## [INSTRUCTIONS FOR THE TASK]
A line belongs in the answer only if it contains the word "your"; copy every such line from the listing below.

## [SOURCE INFORMATION]

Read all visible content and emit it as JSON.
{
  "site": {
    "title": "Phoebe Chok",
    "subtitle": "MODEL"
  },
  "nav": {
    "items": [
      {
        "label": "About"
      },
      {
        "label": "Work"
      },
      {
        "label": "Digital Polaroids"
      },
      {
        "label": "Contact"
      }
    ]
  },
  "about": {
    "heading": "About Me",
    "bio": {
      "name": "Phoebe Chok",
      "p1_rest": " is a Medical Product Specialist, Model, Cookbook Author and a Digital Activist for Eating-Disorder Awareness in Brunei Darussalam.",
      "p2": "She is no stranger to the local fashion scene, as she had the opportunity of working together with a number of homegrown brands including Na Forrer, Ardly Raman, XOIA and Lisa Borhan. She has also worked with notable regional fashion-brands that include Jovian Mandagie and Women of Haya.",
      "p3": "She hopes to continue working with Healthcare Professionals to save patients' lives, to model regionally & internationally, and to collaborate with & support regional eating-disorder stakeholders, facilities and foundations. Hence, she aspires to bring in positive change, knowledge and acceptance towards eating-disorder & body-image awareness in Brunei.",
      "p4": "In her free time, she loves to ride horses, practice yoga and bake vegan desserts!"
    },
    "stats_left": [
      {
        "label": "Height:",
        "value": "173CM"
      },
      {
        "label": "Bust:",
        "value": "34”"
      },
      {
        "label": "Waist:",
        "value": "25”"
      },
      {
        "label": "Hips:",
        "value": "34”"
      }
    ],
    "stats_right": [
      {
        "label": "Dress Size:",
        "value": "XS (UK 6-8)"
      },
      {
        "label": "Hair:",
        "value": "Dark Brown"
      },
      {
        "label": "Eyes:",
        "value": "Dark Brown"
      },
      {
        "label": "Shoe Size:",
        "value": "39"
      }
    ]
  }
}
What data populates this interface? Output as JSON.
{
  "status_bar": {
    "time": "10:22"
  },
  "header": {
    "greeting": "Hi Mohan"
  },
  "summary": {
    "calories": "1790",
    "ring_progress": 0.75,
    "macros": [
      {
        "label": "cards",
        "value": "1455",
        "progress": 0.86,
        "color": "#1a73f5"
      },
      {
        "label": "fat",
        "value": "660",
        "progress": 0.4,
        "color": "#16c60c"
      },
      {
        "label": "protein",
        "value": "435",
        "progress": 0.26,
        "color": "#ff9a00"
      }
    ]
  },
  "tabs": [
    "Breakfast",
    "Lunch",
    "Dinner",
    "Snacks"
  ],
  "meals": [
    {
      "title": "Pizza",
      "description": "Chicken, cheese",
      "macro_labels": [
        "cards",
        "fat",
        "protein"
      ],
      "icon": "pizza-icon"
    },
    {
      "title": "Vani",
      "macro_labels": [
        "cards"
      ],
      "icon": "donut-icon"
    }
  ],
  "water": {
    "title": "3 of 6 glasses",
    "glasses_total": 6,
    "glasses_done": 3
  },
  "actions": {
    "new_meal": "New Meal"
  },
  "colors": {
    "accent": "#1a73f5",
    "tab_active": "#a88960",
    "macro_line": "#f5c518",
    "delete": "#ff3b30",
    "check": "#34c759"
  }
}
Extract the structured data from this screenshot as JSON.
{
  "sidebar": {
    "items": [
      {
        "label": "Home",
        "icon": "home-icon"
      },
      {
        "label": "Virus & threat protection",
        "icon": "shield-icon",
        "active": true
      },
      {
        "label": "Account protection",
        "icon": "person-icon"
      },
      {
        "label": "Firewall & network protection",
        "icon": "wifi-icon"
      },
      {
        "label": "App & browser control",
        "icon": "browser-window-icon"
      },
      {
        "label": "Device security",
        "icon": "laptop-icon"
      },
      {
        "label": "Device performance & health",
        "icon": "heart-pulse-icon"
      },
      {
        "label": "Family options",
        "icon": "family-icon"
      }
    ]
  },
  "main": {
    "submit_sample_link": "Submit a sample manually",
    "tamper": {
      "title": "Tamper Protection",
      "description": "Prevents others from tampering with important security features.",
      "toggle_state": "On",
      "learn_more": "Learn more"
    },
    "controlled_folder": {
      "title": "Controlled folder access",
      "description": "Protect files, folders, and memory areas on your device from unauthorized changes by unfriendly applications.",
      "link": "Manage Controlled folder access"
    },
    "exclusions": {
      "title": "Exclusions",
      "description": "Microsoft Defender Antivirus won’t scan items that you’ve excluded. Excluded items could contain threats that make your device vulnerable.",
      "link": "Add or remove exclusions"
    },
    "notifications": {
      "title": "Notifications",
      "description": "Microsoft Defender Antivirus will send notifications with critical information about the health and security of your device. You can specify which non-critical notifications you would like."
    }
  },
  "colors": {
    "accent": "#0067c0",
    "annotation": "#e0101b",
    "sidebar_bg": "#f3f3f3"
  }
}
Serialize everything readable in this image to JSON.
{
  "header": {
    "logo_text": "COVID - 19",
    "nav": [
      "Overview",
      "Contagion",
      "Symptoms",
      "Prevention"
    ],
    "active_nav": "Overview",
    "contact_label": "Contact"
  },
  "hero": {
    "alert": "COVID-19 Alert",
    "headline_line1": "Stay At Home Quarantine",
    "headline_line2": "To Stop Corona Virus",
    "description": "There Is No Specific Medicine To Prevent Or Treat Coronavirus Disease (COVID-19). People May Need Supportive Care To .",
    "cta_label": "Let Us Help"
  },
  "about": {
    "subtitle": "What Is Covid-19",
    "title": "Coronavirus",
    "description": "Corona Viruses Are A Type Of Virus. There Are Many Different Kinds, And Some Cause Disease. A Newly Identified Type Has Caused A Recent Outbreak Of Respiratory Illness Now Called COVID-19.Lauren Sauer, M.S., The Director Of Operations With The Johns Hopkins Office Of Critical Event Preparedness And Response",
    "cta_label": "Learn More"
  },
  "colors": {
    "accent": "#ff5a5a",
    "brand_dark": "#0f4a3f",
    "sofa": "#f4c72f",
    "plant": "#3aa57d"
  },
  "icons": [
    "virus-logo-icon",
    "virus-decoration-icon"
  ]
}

## [EXERCISE RESPONSE]
      "description": "Protect files, folders, and memory areas on your device from unauthorized changes by unfriendly applications.",
      "description": "Microsoft Defender Antivirus won’t scan items that you’ve excluded. Excluded items could contain threats that make your device vulnerable.",
      "description": "Microsoft Defender Antivirus will send notifications with critical information about the health and security of your device. You can specify which non-critical notifications you would like."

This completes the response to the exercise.